### TEXTE FOURNI

À son âge d’or, dans la France des années 1930, la pastorale paroissiale a pu s’appuyer sur environ 12 000 patronages, accompagnant des générations d’enfants dans des activités culturelles et sportives. Moins nombreux de nos jours, ils continuent de porter les valeurs positives de projets éducatifs dont l’enracinement culturel remonte à l’effervescence sociale provoquée par la révolution industrielle. Les Frères des Écoles chrétiennes, de par leur implication dans la formation professionnelle, ont joué leur partition dans cette longue histoire.
Regrouper des jeunes le dimanche pour un temps de reprise spirituelle associant des divertissements et des formations a donné lieu à de nombreuses tentatives fort anciennes. Inclure ce type d’animation dans un projet pastoral structuré (ici on joue, ici on prie) prend corps vers 1846 à Marseille avec l’abbé Timon-David (1823-1891) qui s’inspire de l’expérience marseillaise de l’abbé Jean-Joseph Allemand (1772-1836) et de celle plus lointaine de l’Oratoire de saint Philippe Néri (vers 1560) que reprend également Don Bosco en Italie.
Ces pères de la jeunesse fondent des œuvres de jeunesse qui s’adressent tout autant aux enfants qu’aux jeunes adultes. L’idée est de protéger (pater, protection… patronage) une jeunesse populaire en prise avec une précarité sociale croissante dans une société où les structures traditionnelles sont bouleversées.
La jeune société de Saint-Vincent de Paul avait développé des actions de patronage dès les années 1834 en vue d’accompagner, en mode individuel et/ou collectif, des jeunes en quête de contrats d’apprentissage. Le volet de l’accompagnement collectif demeurait le plus fragile. Timon-David diffuse à travers son ouvrage abondamment réédité, Méthode de direction des Œuvres de Jeunesse (1859), une expérience passée au feu de la durée et promise à la continuité.

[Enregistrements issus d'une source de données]
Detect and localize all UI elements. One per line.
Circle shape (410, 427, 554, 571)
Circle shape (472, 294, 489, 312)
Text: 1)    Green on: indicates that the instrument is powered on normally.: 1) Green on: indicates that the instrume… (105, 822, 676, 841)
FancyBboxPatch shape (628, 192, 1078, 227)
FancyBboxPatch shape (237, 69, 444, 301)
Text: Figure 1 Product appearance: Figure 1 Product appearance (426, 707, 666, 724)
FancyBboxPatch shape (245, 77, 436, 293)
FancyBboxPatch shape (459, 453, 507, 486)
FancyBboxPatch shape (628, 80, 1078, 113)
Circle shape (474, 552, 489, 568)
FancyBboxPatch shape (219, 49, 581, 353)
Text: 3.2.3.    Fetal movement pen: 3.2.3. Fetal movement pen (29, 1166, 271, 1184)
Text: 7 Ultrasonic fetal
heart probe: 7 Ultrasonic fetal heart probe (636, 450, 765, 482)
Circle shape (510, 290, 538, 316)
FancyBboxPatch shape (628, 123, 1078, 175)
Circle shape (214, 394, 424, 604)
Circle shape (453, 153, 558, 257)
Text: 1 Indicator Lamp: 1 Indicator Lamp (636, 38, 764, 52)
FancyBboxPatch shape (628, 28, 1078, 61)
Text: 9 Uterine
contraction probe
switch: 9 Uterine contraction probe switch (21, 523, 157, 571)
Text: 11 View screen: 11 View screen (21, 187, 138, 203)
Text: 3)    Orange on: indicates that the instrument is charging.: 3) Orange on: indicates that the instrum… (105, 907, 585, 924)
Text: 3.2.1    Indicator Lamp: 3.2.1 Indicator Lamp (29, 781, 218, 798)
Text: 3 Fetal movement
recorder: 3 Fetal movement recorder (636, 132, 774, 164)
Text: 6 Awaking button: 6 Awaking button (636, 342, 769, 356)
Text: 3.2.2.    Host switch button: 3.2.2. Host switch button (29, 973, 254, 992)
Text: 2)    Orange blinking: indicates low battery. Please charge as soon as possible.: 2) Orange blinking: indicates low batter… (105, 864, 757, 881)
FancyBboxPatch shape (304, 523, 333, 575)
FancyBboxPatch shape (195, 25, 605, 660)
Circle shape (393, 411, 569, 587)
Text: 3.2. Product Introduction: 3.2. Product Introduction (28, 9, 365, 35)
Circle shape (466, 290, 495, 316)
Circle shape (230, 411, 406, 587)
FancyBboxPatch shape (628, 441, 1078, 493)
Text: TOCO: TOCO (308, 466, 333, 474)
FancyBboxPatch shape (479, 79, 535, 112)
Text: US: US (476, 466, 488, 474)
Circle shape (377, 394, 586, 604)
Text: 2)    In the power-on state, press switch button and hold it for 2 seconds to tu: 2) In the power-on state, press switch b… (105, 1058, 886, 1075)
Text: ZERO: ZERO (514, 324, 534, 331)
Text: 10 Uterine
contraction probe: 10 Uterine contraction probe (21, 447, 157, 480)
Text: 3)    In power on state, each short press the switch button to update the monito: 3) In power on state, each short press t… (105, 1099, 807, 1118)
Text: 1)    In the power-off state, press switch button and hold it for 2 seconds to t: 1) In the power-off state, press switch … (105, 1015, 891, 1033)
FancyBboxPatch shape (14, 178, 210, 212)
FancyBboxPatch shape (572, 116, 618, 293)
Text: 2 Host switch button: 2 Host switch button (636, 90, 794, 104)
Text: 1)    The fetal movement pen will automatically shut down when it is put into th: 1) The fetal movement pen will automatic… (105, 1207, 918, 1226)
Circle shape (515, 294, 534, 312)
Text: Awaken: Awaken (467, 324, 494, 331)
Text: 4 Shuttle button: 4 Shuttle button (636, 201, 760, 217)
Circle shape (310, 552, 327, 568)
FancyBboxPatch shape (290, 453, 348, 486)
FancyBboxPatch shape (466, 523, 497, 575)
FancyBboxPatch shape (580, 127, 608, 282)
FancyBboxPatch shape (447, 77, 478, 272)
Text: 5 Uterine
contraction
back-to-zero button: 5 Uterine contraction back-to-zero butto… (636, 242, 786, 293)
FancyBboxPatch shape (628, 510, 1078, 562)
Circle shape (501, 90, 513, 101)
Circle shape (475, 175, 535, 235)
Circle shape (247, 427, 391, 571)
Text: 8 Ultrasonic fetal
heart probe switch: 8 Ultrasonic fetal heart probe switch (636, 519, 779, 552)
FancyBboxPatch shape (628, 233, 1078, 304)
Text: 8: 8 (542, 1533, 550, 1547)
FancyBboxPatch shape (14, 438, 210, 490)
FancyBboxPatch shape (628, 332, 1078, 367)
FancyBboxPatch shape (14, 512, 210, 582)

### CONSIGNE
Prolongez le texte sur l'histoire des patronages en reprenant juste après sa dernière phrase. Ces enregistrements n'ont aucun lien avec le texte.

### RÉPONSE ATTENDUE
La pérennité du mouvement des patronages s’appuie ainsi sur des instituts ou sociétés de prêtres créées par ses fondateurs, comme les Frères de Saint-Vincent de Paul, mais surtout sur les anciens des « patros » les plus engagés qui vont à leur tour former les plus jeunes. De cette élite naitront de nombreuses vocations religieuses et sacerdotales.
Les Frères des Écoles chrétiennes s’associent à la pastorale des patronages et des œuvres de jeunesse à Paris, dès 1843, pour l’étendre à leur réseau d’écoles en France et à l’étranger, incluant bien souvent des cours du soir pour adultes et pour apprentis.
Entre patronage scolaire et paroissial, la formule consiste à se réunir, sous l’autorité du Frère directeur et de l’aumônier, dans les locaux de l’école ou d’autres liés à la paroisse, les jeudis après-midi ou les dimanches pour des activités équilibrant ludique et spirituel. Plus spécifiquement, les Frères y réunissent leurs élèves, jeunes ou adultes en formation professionnelle, ou leurs anciens élèves ouvriers ou employés.
C’est tout d’abord le Frère Philippe, Supérieur entre 1838 et 1874, qui lance les forces parisiennes de l’Institut dans l’aventure, avec l’appui des évêques et du député catholique Armand de Melun (1807-1877). Les Frères, qui animeront plus de 100 écoles communales à Paris vers les années 1870, sont impliqués dans 15 patronages paroissiaux en 1861. Le mouvement est relancé par l’Église qui se doit de répondre aux défis sociaux du temps marqué par la Commune de 1871 et les lois de laïcisation de 1882.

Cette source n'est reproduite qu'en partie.